Exercise objective:
Pull out every line below that holds the word "Injecting".

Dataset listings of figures

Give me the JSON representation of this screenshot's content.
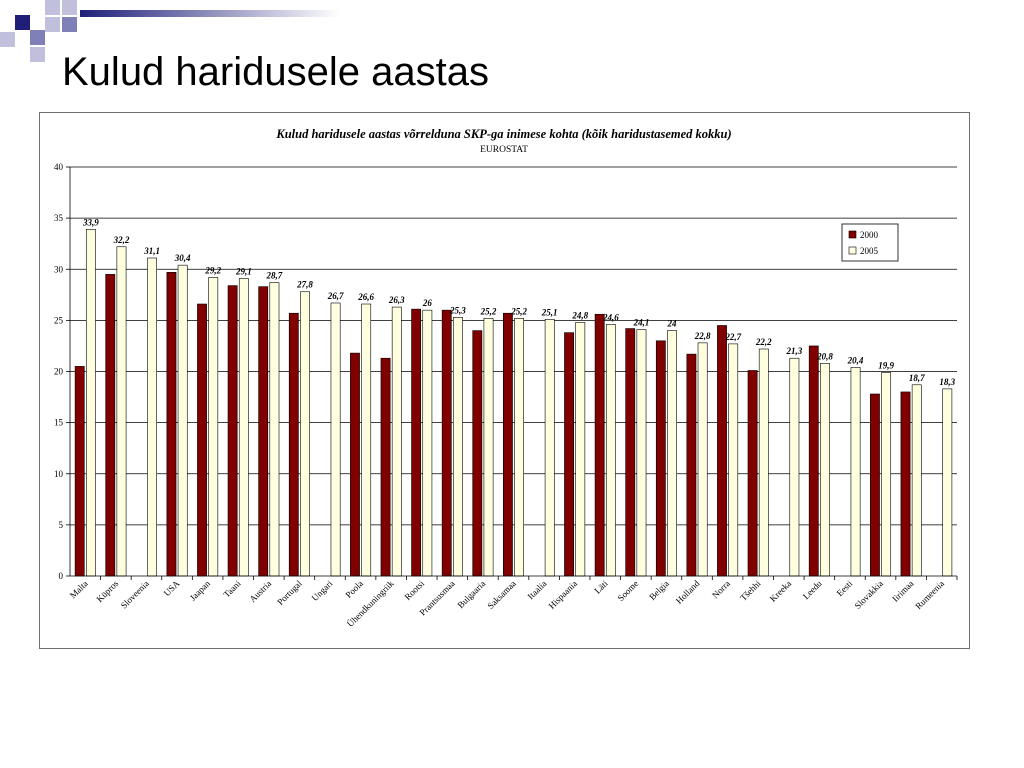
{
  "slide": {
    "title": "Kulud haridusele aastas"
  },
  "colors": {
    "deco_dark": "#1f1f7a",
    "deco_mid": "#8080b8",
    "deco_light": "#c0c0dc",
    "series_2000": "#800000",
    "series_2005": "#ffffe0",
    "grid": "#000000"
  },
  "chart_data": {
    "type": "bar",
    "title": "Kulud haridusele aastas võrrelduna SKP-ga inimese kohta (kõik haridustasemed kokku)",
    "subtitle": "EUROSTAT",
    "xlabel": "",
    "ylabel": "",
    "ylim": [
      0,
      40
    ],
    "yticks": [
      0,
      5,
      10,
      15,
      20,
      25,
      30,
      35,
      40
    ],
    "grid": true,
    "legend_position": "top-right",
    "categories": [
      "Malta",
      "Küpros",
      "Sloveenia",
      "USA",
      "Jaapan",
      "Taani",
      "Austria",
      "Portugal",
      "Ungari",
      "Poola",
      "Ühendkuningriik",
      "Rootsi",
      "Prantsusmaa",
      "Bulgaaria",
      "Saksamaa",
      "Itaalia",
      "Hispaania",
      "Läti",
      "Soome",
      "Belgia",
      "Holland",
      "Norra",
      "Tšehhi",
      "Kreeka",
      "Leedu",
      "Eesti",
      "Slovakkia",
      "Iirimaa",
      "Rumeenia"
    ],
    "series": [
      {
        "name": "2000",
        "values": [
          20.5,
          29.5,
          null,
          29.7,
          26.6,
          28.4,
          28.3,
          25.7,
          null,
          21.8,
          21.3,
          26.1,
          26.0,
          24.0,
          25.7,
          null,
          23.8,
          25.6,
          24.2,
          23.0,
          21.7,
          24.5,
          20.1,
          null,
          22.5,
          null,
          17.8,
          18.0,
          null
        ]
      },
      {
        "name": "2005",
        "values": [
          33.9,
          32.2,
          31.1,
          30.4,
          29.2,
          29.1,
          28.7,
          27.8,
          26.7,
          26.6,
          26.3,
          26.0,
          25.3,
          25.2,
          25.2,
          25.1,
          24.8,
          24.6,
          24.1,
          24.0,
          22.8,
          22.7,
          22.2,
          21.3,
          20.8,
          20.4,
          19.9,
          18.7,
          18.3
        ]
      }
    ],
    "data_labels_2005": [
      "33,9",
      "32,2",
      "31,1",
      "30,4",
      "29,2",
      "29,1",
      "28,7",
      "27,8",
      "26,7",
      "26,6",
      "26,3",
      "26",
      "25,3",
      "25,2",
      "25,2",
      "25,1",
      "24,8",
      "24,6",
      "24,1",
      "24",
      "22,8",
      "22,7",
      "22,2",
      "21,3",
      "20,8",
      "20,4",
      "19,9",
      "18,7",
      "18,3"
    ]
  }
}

==

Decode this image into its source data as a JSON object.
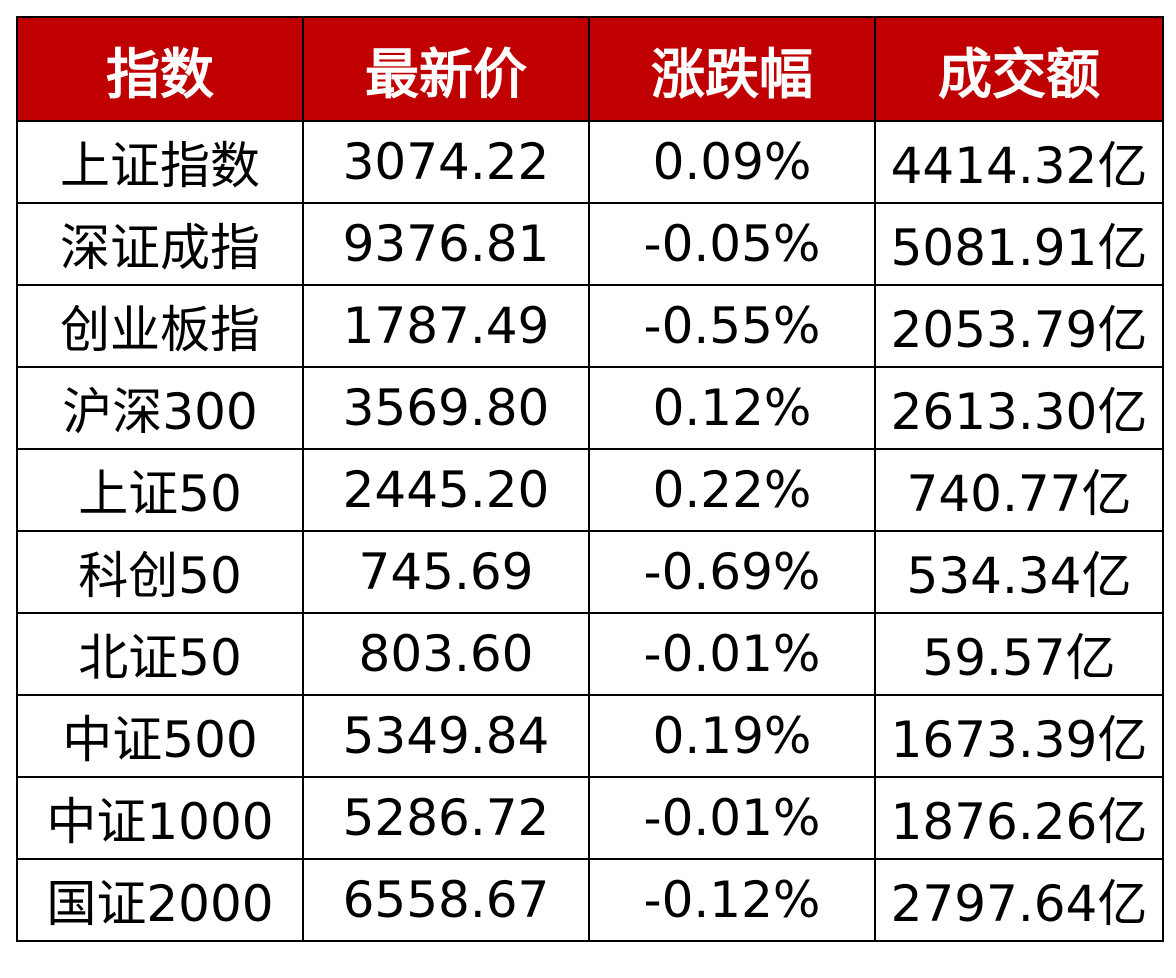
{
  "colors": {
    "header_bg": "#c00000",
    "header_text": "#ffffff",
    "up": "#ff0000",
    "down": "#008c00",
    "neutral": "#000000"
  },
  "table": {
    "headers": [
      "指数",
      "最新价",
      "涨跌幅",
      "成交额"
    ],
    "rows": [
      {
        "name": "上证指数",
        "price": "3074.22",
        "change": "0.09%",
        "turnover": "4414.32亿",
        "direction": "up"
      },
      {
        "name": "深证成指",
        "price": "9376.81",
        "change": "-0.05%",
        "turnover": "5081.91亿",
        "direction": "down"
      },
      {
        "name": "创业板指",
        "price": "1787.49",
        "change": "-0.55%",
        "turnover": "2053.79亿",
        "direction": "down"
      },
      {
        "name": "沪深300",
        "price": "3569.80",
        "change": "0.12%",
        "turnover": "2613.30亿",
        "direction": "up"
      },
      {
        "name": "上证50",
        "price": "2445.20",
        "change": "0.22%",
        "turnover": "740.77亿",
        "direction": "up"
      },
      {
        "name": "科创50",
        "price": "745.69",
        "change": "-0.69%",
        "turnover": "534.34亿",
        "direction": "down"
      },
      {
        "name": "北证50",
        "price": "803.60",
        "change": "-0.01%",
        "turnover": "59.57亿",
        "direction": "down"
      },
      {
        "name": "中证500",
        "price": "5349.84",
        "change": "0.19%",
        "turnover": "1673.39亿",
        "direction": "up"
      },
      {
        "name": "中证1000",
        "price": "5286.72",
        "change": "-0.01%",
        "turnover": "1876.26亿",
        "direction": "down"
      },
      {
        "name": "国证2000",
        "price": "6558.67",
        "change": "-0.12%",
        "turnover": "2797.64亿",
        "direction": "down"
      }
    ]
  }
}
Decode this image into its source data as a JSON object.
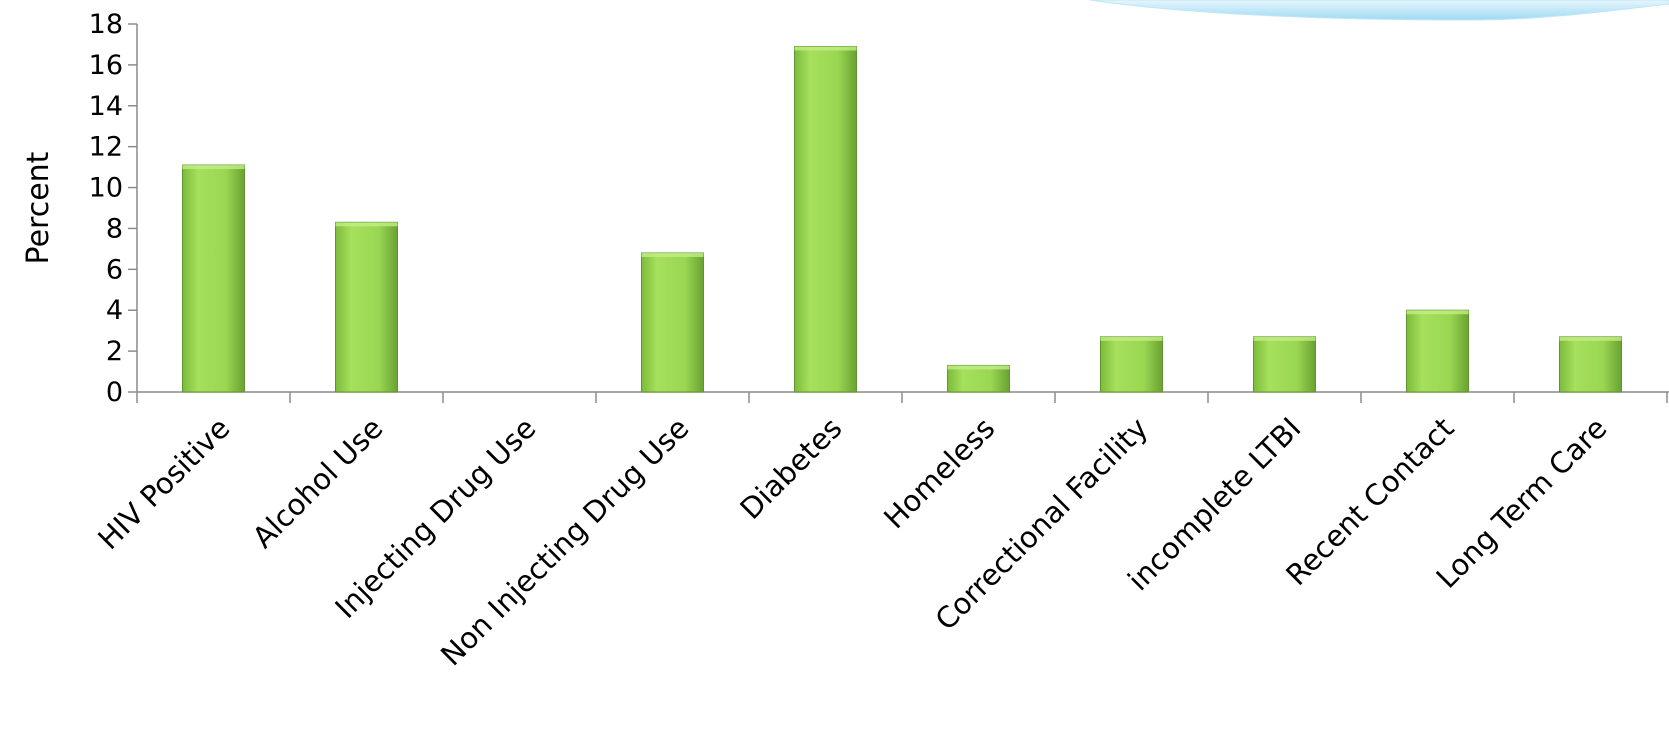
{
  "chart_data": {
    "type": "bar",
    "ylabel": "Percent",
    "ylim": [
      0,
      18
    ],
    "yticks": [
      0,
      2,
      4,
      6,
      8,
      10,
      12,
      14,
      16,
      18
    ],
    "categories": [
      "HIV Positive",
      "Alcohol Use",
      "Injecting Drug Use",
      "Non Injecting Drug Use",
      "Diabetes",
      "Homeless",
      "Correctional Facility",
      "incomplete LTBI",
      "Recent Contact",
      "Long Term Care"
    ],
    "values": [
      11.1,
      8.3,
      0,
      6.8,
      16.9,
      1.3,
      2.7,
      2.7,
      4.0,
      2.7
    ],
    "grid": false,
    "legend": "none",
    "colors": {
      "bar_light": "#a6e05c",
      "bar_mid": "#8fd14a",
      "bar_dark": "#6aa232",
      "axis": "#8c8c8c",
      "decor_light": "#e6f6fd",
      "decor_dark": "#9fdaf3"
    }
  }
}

* * *

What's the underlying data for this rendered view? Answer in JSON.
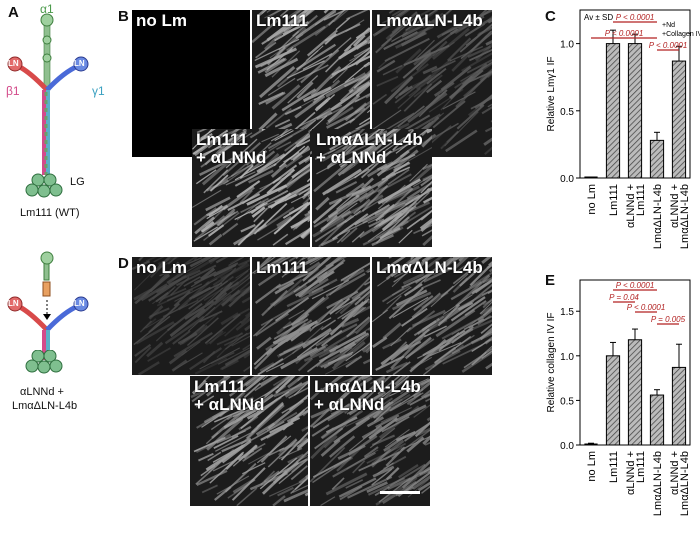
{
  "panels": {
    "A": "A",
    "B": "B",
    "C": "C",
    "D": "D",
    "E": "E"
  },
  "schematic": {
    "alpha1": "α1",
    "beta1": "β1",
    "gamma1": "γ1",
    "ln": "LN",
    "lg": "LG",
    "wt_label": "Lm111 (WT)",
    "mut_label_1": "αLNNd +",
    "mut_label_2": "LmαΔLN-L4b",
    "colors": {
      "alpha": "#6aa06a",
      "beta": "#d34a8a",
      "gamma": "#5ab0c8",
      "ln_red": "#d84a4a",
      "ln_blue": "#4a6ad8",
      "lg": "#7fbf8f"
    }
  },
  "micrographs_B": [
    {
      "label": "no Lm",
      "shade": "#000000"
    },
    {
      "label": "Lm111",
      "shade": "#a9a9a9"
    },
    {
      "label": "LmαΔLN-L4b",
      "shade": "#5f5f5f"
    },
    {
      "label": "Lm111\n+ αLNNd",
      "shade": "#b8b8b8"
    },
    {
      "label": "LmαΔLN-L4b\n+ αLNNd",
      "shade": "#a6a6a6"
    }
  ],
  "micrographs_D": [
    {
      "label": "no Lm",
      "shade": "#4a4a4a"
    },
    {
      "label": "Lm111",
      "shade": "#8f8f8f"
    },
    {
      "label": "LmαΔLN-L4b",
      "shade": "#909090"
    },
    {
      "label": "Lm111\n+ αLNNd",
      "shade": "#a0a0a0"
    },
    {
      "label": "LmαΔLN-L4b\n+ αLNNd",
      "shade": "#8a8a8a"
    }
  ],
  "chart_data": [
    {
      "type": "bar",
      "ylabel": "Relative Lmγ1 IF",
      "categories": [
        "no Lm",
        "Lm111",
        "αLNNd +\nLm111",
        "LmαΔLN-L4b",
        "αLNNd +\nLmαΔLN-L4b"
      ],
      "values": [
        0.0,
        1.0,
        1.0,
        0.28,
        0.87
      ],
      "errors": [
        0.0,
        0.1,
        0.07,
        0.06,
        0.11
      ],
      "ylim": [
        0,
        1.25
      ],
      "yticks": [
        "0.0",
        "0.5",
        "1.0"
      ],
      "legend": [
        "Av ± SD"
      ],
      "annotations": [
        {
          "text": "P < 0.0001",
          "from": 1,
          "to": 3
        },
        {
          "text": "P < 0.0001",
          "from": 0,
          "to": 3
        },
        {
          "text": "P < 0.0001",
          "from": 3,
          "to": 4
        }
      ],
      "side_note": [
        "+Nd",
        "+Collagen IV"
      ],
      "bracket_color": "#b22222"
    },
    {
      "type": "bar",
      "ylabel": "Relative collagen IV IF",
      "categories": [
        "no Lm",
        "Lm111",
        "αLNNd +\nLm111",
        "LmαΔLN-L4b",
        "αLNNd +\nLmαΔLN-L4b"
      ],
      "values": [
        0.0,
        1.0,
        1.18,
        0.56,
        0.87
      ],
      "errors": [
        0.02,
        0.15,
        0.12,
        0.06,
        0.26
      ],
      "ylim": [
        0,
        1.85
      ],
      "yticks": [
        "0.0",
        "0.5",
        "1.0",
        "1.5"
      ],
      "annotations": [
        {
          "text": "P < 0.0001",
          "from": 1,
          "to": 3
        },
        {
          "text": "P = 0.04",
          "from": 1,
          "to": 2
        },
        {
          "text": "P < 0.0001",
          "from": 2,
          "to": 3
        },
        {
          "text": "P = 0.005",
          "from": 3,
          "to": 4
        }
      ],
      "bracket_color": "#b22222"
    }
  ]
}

Answer for this exercise:
      "Injecting Drug Use",
      "Non Injecting Drug Use",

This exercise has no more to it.